** What needs to be done **
Pick out every line of the entries below where "penuh" occurs, and copy those lines.
── Extracted entries ──
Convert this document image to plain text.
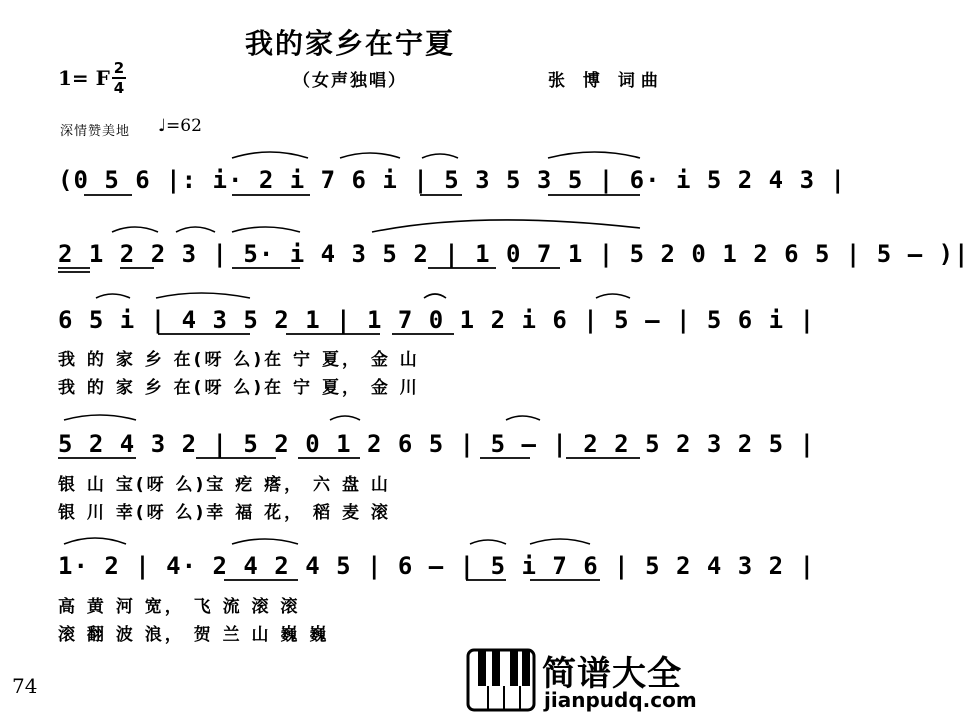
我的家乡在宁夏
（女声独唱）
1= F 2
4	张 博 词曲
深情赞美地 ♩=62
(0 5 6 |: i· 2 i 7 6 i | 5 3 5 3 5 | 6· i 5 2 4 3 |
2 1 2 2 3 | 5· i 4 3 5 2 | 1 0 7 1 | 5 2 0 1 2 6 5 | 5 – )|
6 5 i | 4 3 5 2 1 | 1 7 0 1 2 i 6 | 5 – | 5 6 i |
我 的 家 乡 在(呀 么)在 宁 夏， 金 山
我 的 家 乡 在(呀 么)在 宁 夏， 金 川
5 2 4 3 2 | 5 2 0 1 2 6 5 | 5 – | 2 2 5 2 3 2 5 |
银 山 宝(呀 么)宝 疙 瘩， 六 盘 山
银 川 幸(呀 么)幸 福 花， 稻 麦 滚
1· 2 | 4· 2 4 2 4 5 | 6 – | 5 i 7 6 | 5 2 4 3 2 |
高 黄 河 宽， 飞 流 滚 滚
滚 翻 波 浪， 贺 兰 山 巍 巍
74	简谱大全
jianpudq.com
───
── Extracted entries ──
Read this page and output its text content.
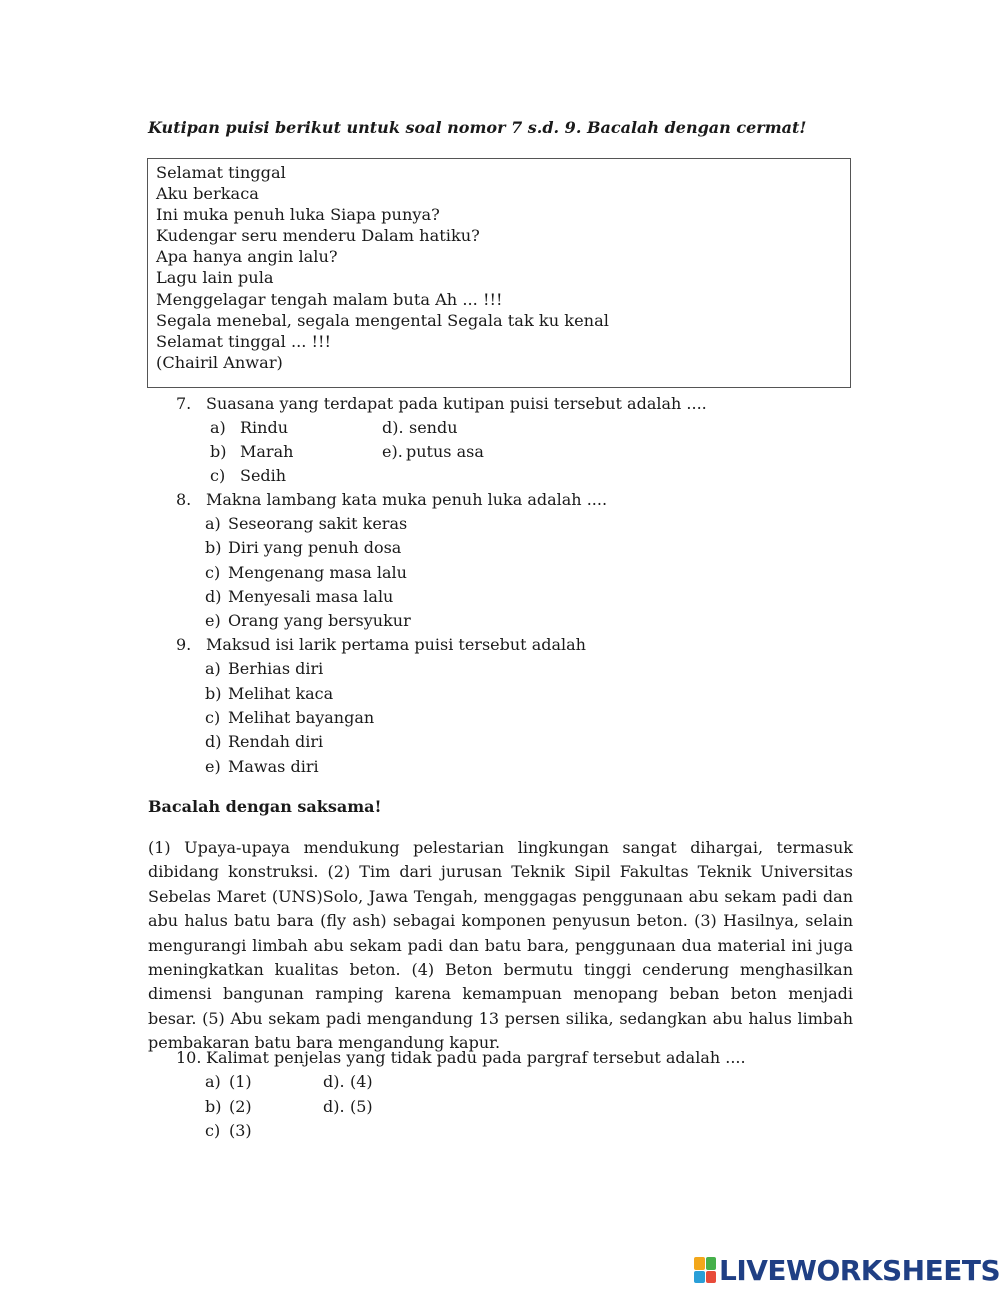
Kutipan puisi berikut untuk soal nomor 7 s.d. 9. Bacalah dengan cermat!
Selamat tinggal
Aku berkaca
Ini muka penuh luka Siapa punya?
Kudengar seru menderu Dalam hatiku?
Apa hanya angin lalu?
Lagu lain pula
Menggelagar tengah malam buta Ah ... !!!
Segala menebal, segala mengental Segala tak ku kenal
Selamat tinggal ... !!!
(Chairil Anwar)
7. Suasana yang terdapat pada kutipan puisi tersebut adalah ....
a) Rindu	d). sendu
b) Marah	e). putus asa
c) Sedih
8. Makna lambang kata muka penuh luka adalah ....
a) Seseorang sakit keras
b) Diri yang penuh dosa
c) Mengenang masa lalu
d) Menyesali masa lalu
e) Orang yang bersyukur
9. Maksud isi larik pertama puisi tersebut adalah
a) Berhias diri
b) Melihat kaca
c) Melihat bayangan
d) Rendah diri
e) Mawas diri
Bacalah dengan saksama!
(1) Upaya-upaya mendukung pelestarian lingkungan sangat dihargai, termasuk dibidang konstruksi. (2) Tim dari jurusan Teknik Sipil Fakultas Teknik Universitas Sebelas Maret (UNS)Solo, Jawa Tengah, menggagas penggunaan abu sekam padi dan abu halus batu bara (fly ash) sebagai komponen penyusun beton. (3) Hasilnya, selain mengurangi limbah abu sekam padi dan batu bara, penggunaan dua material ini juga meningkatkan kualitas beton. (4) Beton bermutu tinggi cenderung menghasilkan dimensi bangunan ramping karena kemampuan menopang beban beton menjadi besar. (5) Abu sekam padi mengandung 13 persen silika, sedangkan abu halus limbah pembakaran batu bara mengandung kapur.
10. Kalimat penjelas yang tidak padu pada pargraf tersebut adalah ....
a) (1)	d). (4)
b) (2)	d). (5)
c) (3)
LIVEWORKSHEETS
───
** Complete response **
Ini muka penuh luka Siapa punya?
8. Makna lambang kata muka penuh luka adalah ....
b) Diri yang penuh dosa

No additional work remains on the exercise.